__AIM__.
Select, from the data, each line where "Einstellungen" occurs.

__DATASET CONTENT__.
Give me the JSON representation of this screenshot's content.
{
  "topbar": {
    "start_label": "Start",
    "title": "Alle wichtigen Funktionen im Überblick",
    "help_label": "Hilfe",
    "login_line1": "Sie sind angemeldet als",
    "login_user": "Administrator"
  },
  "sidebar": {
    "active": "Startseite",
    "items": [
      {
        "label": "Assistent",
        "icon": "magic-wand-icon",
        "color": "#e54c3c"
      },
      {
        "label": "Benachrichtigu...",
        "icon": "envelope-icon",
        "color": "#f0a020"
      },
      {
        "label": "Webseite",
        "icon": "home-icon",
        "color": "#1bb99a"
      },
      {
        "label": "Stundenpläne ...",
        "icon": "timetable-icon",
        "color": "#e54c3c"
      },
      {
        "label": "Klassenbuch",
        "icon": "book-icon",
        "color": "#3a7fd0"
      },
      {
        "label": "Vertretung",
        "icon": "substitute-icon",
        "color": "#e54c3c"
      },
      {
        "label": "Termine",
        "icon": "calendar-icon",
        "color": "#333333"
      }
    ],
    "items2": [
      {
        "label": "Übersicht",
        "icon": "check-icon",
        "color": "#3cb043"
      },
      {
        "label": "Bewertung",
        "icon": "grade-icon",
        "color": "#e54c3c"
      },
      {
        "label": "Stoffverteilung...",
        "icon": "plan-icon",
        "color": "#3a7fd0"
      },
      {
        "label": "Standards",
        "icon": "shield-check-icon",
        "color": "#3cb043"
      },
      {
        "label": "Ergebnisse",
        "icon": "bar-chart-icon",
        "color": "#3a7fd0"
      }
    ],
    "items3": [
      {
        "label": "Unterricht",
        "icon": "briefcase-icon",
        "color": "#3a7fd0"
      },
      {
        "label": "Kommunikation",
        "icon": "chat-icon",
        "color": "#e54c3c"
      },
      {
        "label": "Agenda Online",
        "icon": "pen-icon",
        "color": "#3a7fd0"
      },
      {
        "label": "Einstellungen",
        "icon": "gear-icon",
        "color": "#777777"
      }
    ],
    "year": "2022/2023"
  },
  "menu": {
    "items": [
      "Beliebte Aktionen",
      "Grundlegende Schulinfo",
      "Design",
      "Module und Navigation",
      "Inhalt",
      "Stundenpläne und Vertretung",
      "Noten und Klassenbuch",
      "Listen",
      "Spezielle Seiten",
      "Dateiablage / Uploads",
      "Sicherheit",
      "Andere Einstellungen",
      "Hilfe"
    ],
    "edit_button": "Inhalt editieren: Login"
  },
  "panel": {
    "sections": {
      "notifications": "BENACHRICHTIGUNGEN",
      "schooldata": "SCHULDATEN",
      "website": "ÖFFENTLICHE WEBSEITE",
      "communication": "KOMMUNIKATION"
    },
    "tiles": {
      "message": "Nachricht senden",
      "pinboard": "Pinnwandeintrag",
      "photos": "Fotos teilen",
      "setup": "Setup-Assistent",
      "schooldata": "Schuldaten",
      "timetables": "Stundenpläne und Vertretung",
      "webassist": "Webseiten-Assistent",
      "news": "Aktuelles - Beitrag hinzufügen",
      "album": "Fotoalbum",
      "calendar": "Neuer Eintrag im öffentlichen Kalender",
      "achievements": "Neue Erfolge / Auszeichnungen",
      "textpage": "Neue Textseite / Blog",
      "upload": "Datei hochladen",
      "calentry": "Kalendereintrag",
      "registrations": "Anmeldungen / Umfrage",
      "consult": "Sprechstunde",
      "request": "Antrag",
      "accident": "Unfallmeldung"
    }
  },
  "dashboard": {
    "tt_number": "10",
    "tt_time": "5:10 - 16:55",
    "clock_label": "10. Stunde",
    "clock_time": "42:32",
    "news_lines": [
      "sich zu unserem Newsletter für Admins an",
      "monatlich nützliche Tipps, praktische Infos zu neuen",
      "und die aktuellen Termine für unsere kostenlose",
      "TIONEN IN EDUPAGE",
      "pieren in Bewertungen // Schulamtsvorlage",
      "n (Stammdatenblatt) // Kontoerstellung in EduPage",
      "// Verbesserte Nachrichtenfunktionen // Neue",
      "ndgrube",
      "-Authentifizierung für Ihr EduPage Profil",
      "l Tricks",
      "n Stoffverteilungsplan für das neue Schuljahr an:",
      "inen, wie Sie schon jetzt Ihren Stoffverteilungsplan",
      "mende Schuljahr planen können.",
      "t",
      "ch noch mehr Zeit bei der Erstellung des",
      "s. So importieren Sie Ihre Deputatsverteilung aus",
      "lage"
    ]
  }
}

__OUTPUT FOR THIS TASK__.
        "label": "Einstellungen",
      "Andere Einstellungen",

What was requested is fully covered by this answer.